## Given request
Every record below should be written out exactly; pictures stay out.

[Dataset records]
********************
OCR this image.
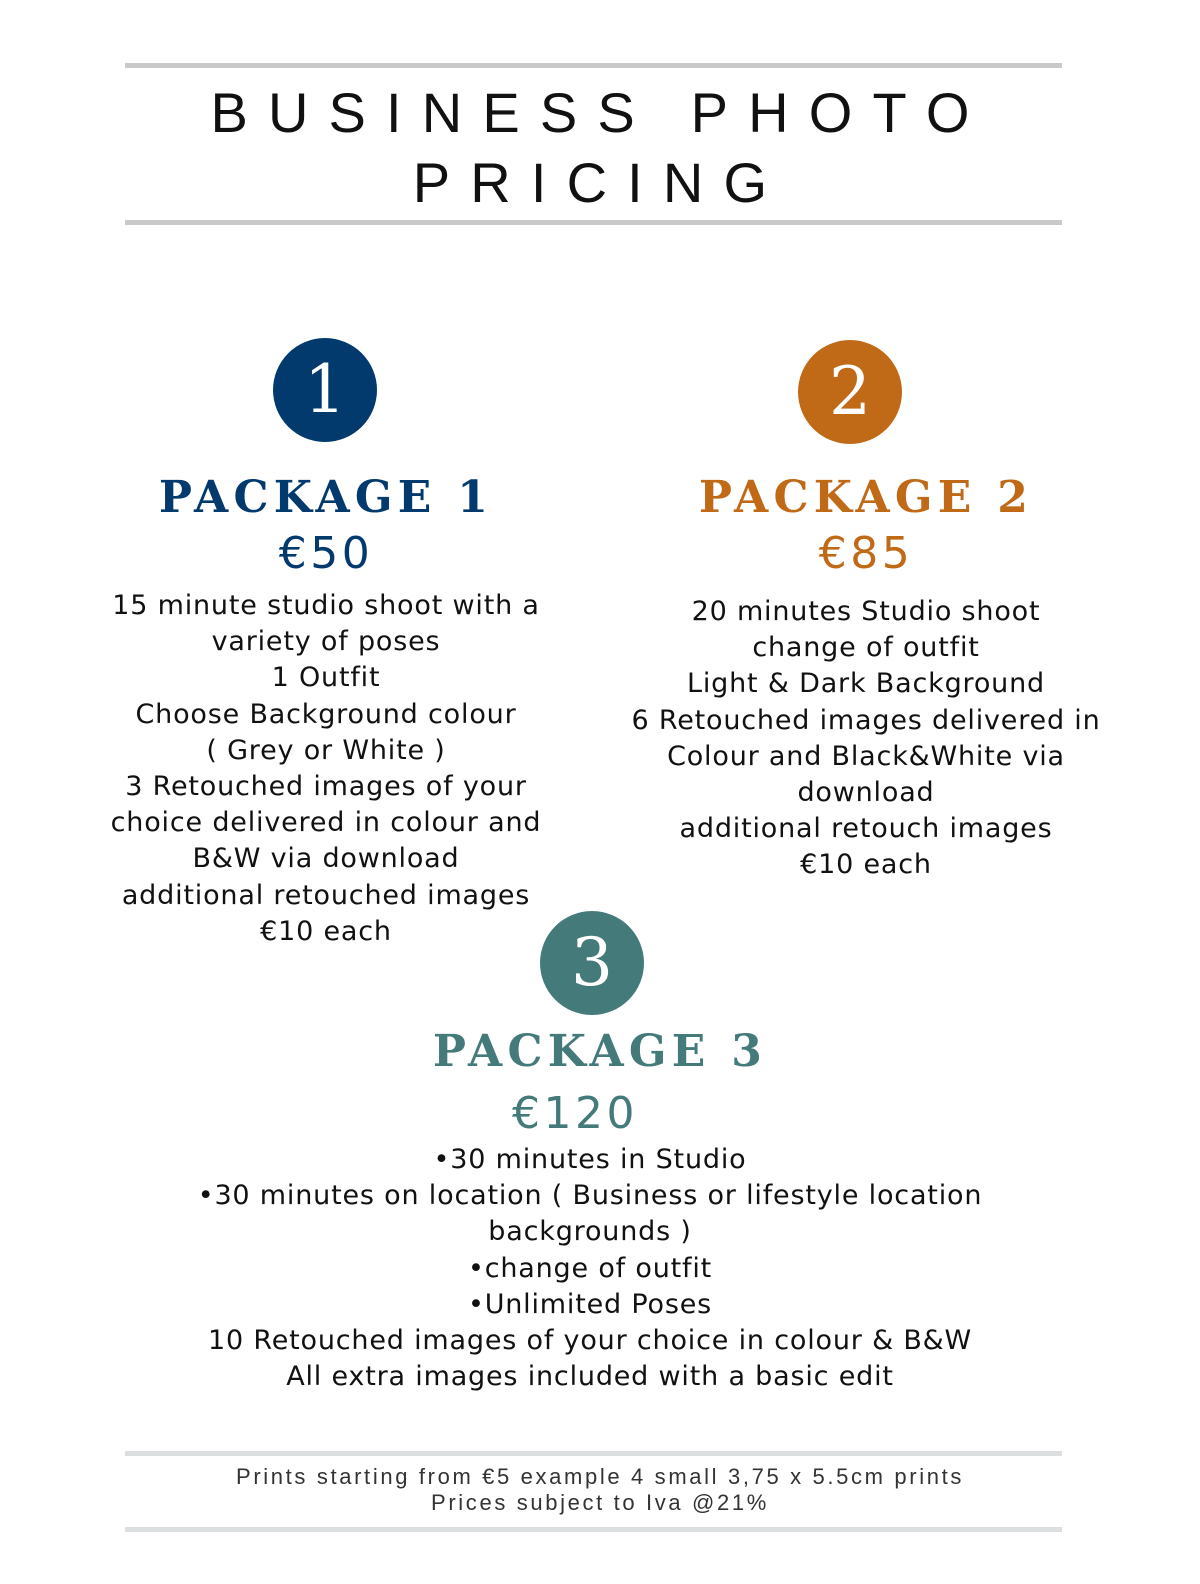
BUSINESS PHOTO
PRICING
1
PACKAGE 1
€50
15 minute studio shoot with a
variety of poses
1 Outfit
Choose Background colour
( Grey or White )
3 Retouched images of your
choice delivered in colour and
B&W via download
additional retouched images
€10 each
2
PACKAGE 2
€85
20 minutes Studio shoot
change of outfit
Light & Dark Background
6 Retouched images delivered in
Colour and Black&White via
download
additional retouch images
€10 each
3
PACKAGE 3
€120
•30 minutes in Studio
•30 minutes on location ( Business or lifestyle location
backgrounds )
•change of outfit
•Unlimited Poses
10 Retouched images of your choice in colour & B&W
All extra images included with a basic edit
Prints starting from €5 example 4 small 3,75 x 5.5cm prints
Prices subject to Iva @21%
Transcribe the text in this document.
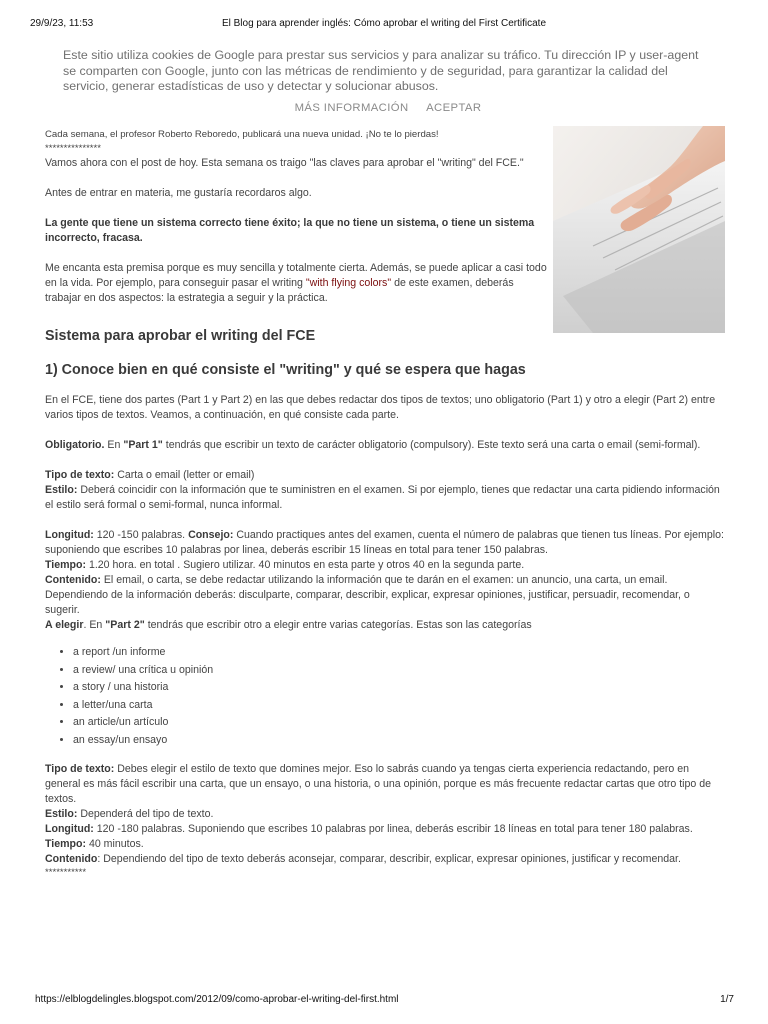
29/9/23, 11:53	El Blog para aprender inglés: Cómo aprobar el writing del First Certificate

Este sitio utiliza cookies de Google para prestar sus servicios y para analizar su tráfico. Tu dirección IP y user-agent se comparten con Google, junto con las métricas de rendimiento y de seguridad, para garantizar la calidad del servicio, generar estadísticas de uso y detectar y solucionar abusos.

MÁS INFORMACIÓN ACEPTAR

Cada semana, el profesor Roberto Reboredo, publicará una nueva unidad. ¡No te lo pierdas!

***************

Vamos ahora con el post de hoy. Esta semana os traigo "las claves para aprobar el "writing" del FCE."

Antes de entrar en materia, me gustaría recordaros algo.

La gente que tiene un sistema correcto tiene éxito; la que no tiene un sistema, o tiene un sistema incorrecto, fracasa.

Me encanta esta premisa porque es muy sencilla y totalmente cierta. Además, se puede aplicar a casi todo en la vida. Por ejemplo, para conseguir pasar el writing "with flying colors" de este examen, deberás trabajar en dos aspectos: la estrategia a seguir y la práctica.

Sistema para aprobar el writing del FCE
1) Conoce bien en qué consiste el "writing" y qué se espera que hagas

En el FCE, tiene dos partes (Part 1 y Part 2) en las que debes redactar dos tipos de textos; uno obligatorio (Part 1) y otro a elegir (Part 2) entre varios tipos de textos. Veamos, a continuación, en qué consiste cada parte.

Obligatorio. En "Part 1" tendrás que escribir un texto de carácter obligatorio (compulsory). Este texto será una carta o email (semi-formal).

Tipo de texto: Carta o email (letter or email)

Estilo: Deberá coincidir con la información que te suministren en el examen. Si por ejemplo, tienes que redactar una carta pidiendo información el estilo será formal o semi-formal, nunca informal.

Longitud: 120 -150 palabras. Consejo: Cuando practiques antes del examen, cuenta el número de palabras que tienen tus líneas. Por ejemplo: suponiendo que escribes 10 palabras por linea, deberás escribir 15 líneas en total para tener 150 palabras.

Tiempo: 1.20 hora. en total . Sugiero utilizar. 40 minutos en esta parte y otros 40 en la segunda parte.

Contenido: El email, o carta, se debe redactar utilizando la información que te darán en el examen: un anuncio, una carta, un email. Dependiendo de la información deberás: disculparte, comparar, describir, explicar, expresar opiniones, justificar, persuadir, recomendar, o sugerir.

A elegir. En "Part 2" tendrás que escribir otro a elegir entre varias categorías. Estas son las categorías

• a report /un informe
• a review/ una crítica u opinión
• a story / una historia
• a letter/una carta
• an article/un artículo
• an essay/un ensayo

Tipo de texto: Debes elegir el estilo de texto que domines mejor. Eso lo sabrás cuando ya tengas cierta experiencia redactando, pero en general es más fácil escribir una carta, que un ensayo, o una historia, o una opinión, porque es más frecuente redactar cartas que otro tipo de textos.

Estilo: Dependerá del tipo de texto.

Longitud: 120 -180 palabras. Suponiendo que escribes 10 palabras por linea, deberás escribir 18 líneas en total para tener 180 palabras.

Tiempo: 40 minutos.

Contenido: Dependiendo del tipo de texto deberás aconsejar, comparar, describir, explicar, expresar opiniones, justificar y recomendar.

***********

https://elblogdelingles.blogspot.com/2012/09/como-aprobar-el-writing-del-first.html	1/7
********************
## Answer to this problem
OCR this image.
BUSINESS PHOTO
PRICING
1
PACKAGE 1
€50
15 minute studio shoot with a
variety of poses
1 Outfit
Choose Background colour
( Grey or White )
3 Retouched images of your
choice delivered in colour and
B&W via download
additional retouched images
€10 each
2
PACKAGE 2
€85
20 minutes Studio shoot
change of outfit
Light & Dark Background
6 Retouched images delivered in
Colour and Black&White via
download
additional retouch images
€10 each
3
PACKAGE 3
€120
•30 minutes in Studio
•30 minutes on location ( Business or lifestyle location
backgrounds )
•change of outfit
•Unlimited Poses
10 Retouched images of your choice in colour & B&W
All extra images included with a basic edit
Prints starting from €5 example 4 small 3,75 x 5.5cm prints
Prices subject to Iva @21%
Transcribe the text in this document.
29/9/23, 11:53	El Blog para aprender inglés: Cómo aprobar el writing del First Certificate

Este sitio utiliza cookies de Google para prestar sus servicios y para analizar su tráfico. Tu dirección IP y user-agent se comparten con Google, junto con las métricas de rendimiento y de seguridad, para garantizar la calidad del servicio, generar estadísticas de uso y detectar y solucionar abusos.

MÁS INFORMACIÓN ACEPTAR

Cada semana, el profesor Roberto Reboredo, publicará una nueva unidad. ¡No te lo pierdas!

***************

Vamos ahora con el post de hoy. Esta semana os traigo "las claves para aprobar el "writing" del FCE."

Antes de entrar en materia, me gustaría recordaros algo.

La gente que tiene un sistema correcto tiene éxito; la que no tiene un sistema, o tiene un sistema incorrecto, fracasa.

Me encanta esta premisa porque es muy sencilla y totalmente cierta. Además, se puede aplicar a casi todo en la vida. Por ejemplo, para conseguir pasar el writing "with flying colors" de este examen, deberás trabajar en dos aspectos: la estrategia a seguir y la práctica.

Sistema para aprobar el writing del FCE
1) Conoce bien en qué consiste el "writing" y qué se espera que hagas

En el FCE, tiene dos partes (Part 1 y Part 2) en las que debes redactar dos tipos de textos; uno obligatorio (Part 1) y otro a elegir (Part 2) entre varios tipos de textos. Veamos, a continuación, en qué consiste cada parte.

Obligatorio. En "Part 1" tendrás que escribir un texto de carácter obligatorio (compulsory). Este texto será una carta o email (semi-formal).

Tipo de texto: Carta o email (letter or email)

Estilo: Deberá coincidir con la información que te suministren en el examen. Si por ejemplo, tienes que redactar una carta pidiendo información el estilo será formal o semi-formal, nunca informal.

Longitud: 120 -150 palabras. Consejo: Cuando practiques antes del examen, cuenta el número de palabras que tienen tus líneas. Por ejemplo: suponiendo que escribes 10 palabras por linea, deberás escribir 15 líneas en total para tener 150 palabras.

Tiempo: 1.20 hora. en total . Sugiero utilizar. 40 minutos en esta parte y otros 40 en la segunda parte.

Contenido: El email, o carta, se debe redactar utilizando la información que te darán en el examen: un anuncio, una carta, un email. Dependiendo de la información deberás: disculparte, comparar, describir, explicar, expresar opiniones, justificar, persuadir, recomendar, o sugerir.

A elegir. En "Part 2" tendrás que escribir otro a elegir entre varias categorías. Estas son las categorías

• a report /un informe
• a review/ una crítica u opinión
• a story / una historia
• a letter/una carta
• an article/un artículo
• an essay/un ensayo

Tipo de texto: Debes elegir el estilo de texto que domines mejor. Eso lo sabrás cuando ya tengas cierta experiencia redactando, pero en general es más fácil escribir una carta, que un ensayo, o una historia, o una opinión, porque es más frecuente redactar cartas que otro tipo de textos.

Estilo: Dependerá del tipo de texto.

Longitud: 120 -180 palabras. Suponiendo que escribes 10 palabras por linea, deberás escribir 18 líneas en total para tener 180 palabras.

Tiempo: 40 minutos.

Contenido: Dependiendo del tipo de texto deberás aconsejar, comparar, describir, explicar, expresar opiniones, justificar y recomendar.

***********

https://elblogdelingles.blogspot.com/2012/09/como-aprobar-el-writing-del-first.html	1/7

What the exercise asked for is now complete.